(Some records)
########################################

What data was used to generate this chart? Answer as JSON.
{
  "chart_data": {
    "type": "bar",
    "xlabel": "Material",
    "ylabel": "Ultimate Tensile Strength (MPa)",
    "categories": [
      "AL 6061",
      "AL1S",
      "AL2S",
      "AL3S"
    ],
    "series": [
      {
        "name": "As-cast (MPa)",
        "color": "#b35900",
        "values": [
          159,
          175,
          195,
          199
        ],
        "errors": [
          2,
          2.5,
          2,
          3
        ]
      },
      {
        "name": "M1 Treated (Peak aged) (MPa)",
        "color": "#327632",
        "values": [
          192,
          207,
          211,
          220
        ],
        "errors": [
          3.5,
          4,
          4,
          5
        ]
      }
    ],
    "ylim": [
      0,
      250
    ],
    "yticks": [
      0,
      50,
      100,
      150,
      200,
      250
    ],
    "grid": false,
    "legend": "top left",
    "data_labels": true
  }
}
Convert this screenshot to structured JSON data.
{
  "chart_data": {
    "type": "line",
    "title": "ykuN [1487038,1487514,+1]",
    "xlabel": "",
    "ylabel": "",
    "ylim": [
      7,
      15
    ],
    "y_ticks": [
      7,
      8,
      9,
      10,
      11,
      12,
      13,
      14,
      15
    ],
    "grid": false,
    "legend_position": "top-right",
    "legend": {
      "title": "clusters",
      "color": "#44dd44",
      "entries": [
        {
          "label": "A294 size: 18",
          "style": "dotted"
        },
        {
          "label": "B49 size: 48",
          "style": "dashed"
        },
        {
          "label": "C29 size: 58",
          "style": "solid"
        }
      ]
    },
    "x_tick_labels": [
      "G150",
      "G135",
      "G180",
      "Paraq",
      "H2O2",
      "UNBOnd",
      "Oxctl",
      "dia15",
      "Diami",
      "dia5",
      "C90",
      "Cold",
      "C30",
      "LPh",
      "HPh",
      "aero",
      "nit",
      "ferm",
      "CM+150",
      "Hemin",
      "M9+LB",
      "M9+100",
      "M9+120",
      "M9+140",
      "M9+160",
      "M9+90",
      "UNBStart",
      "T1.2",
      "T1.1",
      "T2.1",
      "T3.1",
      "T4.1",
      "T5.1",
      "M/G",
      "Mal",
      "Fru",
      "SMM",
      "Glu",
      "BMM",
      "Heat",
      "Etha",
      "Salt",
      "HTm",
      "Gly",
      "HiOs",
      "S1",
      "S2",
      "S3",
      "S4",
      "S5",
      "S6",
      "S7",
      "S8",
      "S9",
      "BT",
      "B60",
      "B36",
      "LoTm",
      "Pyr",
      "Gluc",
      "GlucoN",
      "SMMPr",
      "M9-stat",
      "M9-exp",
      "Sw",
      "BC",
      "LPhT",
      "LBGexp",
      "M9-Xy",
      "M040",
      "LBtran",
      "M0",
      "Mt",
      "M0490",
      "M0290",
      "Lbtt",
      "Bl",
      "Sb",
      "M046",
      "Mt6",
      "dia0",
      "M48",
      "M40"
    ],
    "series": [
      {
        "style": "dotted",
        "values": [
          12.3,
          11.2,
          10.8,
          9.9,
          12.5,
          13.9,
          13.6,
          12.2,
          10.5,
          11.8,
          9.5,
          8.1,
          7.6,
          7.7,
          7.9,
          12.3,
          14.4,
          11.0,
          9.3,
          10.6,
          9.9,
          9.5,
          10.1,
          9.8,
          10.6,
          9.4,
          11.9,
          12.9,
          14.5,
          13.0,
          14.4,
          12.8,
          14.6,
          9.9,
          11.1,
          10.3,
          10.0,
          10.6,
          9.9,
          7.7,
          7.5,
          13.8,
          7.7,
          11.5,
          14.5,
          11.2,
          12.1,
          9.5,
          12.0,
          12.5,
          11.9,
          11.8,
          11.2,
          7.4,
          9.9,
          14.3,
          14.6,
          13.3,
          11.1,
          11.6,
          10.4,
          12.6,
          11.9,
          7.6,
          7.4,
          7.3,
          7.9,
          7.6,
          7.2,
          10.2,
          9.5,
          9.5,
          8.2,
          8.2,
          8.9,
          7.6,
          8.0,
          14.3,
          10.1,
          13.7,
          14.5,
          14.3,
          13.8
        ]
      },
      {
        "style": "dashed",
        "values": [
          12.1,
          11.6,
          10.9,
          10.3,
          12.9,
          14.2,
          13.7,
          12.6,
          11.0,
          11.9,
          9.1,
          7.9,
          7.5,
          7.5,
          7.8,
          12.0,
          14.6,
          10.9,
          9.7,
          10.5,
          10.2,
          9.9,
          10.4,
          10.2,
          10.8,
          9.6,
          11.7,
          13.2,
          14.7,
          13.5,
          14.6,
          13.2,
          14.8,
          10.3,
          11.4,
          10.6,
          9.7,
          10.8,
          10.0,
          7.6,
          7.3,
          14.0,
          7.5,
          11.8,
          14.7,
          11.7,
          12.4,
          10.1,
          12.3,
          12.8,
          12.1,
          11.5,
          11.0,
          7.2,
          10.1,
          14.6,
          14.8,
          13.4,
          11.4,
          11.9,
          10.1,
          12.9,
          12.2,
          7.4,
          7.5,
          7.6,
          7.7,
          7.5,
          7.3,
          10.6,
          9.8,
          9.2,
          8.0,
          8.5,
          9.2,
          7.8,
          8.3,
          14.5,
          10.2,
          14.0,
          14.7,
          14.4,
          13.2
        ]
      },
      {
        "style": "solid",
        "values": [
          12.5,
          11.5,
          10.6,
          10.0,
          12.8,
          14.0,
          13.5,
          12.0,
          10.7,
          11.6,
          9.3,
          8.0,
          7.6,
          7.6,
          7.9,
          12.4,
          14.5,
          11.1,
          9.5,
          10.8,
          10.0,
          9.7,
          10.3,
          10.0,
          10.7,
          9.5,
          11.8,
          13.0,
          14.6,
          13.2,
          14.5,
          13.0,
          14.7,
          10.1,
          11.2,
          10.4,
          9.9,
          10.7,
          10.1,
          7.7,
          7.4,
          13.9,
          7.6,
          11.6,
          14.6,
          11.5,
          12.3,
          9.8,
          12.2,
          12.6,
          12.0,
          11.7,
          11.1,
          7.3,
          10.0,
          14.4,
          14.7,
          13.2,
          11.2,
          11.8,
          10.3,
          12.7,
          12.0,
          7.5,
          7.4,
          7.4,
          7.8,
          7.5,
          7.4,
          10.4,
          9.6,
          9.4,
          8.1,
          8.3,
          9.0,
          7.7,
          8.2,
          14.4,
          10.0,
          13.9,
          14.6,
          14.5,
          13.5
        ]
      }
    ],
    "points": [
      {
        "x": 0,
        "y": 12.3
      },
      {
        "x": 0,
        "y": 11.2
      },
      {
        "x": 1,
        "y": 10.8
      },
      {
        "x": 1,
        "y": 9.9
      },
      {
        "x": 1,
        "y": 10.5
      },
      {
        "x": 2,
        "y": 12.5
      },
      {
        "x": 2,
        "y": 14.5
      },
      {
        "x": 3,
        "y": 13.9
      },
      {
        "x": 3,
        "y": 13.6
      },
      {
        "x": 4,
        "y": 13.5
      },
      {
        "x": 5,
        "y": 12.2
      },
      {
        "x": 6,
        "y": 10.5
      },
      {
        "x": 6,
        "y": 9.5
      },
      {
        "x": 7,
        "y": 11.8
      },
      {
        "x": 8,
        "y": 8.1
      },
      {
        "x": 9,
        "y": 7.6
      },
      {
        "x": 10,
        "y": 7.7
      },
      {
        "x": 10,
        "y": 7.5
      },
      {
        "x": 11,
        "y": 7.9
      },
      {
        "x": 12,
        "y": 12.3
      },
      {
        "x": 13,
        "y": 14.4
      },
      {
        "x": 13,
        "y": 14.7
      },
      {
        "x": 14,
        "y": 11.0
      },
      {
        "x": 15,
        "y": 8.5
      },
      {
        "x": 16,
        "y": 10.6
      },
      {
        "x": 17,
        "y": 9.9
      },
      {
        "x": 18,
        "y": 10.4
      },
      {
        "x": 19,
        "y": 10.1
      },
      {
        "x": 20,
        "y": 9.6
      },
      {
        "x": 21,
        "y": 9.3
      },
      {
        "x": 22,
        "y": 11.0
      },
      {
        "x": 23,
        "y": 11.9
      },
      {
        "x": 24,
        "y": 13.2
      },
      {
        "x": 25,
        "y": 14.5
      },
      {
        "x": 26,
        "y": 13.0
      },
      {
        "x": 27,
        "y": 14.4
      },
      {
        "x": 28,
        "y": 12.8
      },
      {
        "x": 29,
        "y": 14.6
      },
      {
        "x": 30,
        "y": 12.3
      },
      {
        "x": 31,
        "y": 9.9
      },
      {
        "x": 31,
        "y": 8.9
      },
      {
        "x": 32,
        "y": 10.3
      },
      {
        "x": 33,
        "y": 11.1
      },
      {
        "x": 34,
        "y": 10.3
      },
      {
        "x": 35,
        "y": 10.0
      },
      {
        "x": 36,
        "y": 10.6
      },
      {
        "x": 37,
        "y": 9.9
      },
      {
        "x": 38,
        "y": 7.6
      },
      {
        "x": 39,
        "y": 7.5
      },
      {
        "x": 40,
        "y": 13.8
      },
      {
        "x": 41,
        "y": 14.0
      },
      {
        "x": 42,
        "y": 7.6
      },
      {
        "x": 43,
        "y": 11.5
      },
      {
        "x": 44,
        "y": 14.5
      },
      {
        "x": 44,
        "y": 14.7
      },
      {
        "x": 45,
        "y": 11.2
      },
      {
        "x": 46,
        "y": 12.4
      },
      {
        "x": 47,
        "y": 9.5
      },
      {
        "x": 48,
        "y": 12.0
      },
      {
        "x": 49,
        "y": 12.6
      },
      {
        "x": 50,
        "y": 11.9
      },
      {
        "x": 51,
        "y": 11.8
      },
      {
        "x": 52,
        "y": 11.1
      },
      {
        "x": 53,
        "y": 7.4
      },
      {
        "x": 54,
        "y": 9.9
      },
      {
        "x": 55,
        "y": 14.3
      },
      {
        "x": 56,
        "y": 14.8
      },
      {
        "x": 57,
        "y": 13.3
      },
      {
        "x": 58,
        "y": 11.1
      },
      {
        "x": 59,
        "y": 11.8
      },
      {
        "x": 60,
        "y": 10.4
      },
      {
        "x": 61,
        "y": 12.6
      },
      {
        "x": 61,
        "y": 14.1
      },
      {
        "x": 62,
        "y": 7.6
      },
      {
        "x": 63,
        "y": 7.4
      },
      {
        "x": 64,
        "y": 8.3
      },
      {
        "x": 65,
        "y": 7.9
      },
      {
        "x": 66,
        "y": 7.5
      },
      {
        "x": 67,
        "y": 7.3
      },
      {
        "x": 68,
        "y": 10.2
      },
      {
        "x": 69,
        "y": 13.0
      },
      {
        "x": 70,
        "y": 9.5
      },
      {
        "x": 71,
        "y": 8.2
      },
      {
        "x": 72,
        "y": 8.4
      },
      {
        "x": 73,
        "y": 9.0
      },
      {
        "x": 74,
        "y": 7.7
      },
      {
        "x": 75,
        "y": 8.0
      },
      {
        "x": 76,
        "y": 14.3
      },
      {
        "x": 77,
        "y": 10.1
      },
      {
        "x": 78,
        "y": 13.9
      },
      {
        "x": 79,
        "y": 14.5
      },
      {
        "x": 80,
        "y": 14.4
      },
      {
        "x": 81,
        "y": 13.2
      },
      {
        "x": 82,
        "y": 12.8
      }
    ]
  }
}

########################################

**GIVEN TASK:** Look through the material above and pick out each line holding the word "name".

**COMPLETED TASK:**
        "name": "As-cast (MPa)",
        "name": "M1 Treated (Peak aged) (MPa)",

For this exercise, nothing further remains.